▶ Entries shown:
(begin)

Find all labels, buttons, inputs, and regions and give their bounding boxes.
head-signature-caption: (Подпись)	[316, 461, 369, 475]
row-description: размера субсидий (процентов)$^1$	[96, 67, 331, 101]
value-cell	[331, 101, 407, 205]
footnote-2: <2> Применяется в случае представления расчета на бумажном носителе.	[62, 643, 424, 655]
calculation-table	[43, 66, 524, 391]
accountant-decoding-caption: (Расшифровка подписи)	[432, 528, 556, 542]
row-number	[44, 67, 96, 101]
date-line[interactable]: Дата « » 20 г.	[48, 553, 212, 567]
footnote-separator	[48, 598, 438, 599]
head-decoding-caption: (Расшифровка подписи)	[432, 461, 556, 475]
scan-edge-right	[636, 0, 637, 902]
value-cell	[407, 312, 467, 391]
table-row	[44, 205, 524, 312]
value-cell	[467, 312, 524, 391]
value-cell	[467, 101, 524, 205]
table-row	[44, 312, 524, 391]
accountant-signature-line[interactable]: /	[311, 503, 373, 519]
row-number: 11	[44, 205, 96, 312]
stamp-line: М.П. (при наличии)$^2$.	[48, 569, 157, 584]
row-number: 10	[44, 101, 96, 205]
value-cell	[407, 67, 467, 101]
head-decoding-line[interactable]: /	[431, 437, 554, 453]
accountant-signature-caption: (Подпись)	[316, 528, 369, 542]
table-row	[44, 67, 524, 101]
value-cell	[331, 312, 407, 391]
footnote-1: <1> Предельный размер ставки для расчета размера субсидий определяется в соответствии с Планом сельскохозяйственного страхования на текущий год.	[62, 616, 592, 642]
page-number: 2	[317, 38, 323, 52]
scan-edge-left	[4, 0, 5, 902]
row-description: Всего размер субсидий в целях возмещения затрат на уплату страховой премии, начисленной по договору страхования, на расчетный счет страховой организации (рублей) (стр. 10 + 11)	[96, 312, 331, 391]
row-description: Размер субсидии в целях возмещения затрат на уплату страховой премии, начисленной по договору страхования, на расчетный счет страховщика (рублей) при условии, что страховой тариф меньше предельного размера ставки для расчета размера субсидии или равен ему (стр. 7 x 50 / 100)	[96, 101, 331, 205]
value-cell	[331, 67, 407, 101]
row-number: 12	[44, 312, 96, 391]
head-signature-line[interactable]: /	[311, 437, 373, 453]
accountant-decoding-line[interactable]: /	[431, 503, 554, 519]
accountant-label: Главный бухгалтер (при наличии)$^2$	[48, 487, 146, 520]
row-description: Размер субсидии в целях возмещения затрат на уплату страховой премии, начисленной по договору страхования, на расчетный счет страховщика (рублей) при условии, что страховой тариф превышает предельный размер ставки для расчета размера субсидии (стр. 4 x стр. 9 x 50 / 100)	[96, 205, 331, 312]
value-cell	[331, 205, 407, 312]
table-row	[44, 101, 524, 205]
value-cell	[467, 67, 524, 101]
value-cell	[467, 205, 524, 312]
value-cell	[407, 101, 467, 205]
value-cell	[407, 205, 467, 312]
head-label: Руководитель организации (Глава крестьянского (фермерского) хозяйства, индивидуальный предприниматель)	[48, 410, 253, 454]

(end)

▶ Challenge: Reproduce every line of the data above verbatim, keeping the original order and leaving nothing out.

▶ The result:
Find all labels, buttons, inputs, and regions and give their bounding boxes.
head-signature-caption: (Подпись)	[316, 461, 369, 475]
row-description: размера субсидий (процентов)$^1$	[96, 67, 331, 101]
value-cell	[331, 101, 407, 205]
footnote-2: <2> Применяется в случае представления расчета на бумажном носителе.	[62, 643, 424, 655]
calculation-table	[43, 66, 524, 391]
accountant-decoding-caption: (Расшифровка подписи)	[432, 528, 556, 542]
row-number	[44, 67, 96, 101]
date-line[interactable]: Дата « » 20 г.	[48, 553, 212, 567]
footnote-separator	[48, 598, 438, 599]
head-decoding-caption: (Расшифровка подписи)	[432, 461, 556, 475]
scan-edge-right	[636, 0, 637, 902]
value-cell	[407, 312, 467, 391]
table-row	[44, 205, 524, 312]
value-cell	[467, 312, 524, 391]
value-cell	[467, 101, 524, 205]
table-row	[44, 312, 524, 391]
accountant-signature-line[interactable]: /	[311, 503, 373, 519]
row-number: 11	[44, 205, 96, 312]
stamp-line: М.П. (при наличии)$^2$.	[48, 569, 157, 584]
row-number: 10	[44, 101, 96, 205]
value-cell	[407, 67, 467, 101]
head-decoding-line[interactable]: /	[431, 437, 554, 453]
accountant-signature-caption: (Подпись)	[316, 528, 369, 542]
table-row	[44, 67, 524, 101]
value-cell	[331, 312, 407, 391]
footnote-1: <1> Предельный размер ставки для расчета размера субсидий определяется в соответствии с Планом сельскохозяйственного страхования на текущий год.	[62, 616, 592, 642]
page-number: 2	[317, 38, 323, 52]
scan-edge-left	[4, 0, 5, 902]
row-description: Всего размер субсидий в целях возмещения затрат на уплату страховой премии, начисленной по договору страхования, на расчетный счет страховой организации (рублей) (стр. 10 + 11)	[96, 312, 331, 391]
row-description: Размер субсидии в целях возмещения затрат на уплату страховой премии, начисленной по договору страхования, на расчетный счет страховщика (рублей) при условии, что страховой тариф меньше предельного размера ставки для расчета размера субсидии или равен ему (стр. 7 x 50 / 100)	[96, 101, 331, 205]
value-cell	[331, 67, 407, 101]
row-number: 12	[44, 312, 96, 391]
head-signature-line[interactable]: /	[311, 437, 373, 453]
accountant-decoding-line[interactable]: /	[431, 503, 554, 519]
accountant-label: Главный бухгалтер (при наличии)$^2$	[48, 487, 146, 520]
row-description: Размер субсидии в целях возмещения затрат на уплату страховой премии, начисленной по договору страхования, на расчетный счет страховщика (рублей) при условии, что страховой тариф превышает предельный размер ставки для расчета размера субсидии (стр. 4 x стр. 9 x 50 / 100)	[96, 205, 331, 312]
value-cell	[331, 205, 407, 312]
table-row	[44, 101, 524, 205]
value-cell	[467, 67, 524, 101]
value-cell	[467, 205, 524, 312]
value-cell	[407, 101, 467, 205]
value-cell	[407, 205, 467, 312]
head-label: Руководитель организации (Глава крестьянского (фермерского) хозяйства, индивидуальный предприниматель)	[48, 410, 253, 454]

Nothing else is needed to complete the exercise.